## BEGIN DATA SHOWN

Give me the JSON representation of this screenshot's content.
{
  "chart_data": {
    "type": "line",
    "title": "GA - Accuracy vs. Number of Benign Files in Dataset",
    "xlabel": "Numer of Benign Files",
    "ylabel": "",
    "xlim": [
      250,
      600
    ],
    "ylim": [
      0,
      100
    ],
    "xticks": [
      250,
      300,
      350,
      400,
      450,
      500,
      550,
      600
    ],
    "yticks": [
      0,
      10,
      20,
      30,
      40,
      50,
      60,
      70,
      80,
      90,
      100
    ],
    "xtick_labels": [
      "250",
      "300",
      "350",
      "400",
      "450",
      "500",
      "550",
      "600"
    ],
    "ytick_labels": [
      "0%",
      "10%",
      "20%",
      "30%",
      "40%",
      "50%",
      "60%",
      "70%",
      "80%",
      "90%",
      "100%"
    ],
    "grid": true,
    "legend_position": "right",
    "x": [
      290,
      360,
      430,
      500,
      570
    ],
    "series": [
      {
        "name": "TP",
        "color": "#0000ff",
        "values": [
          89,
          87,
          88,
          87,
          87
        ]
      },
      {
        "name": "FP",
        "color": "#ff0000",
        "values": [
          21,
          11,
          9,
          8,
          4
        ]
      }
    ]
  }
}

## END DATA SHOWN

TASK GOAL: Copy each line of the records containing the string "Benign".

TASK SOLUTION:
    "title": "GA - Accuracy vs. Number of Benign Files in Dataset",
    "xlabel": "Numer of Benign Files",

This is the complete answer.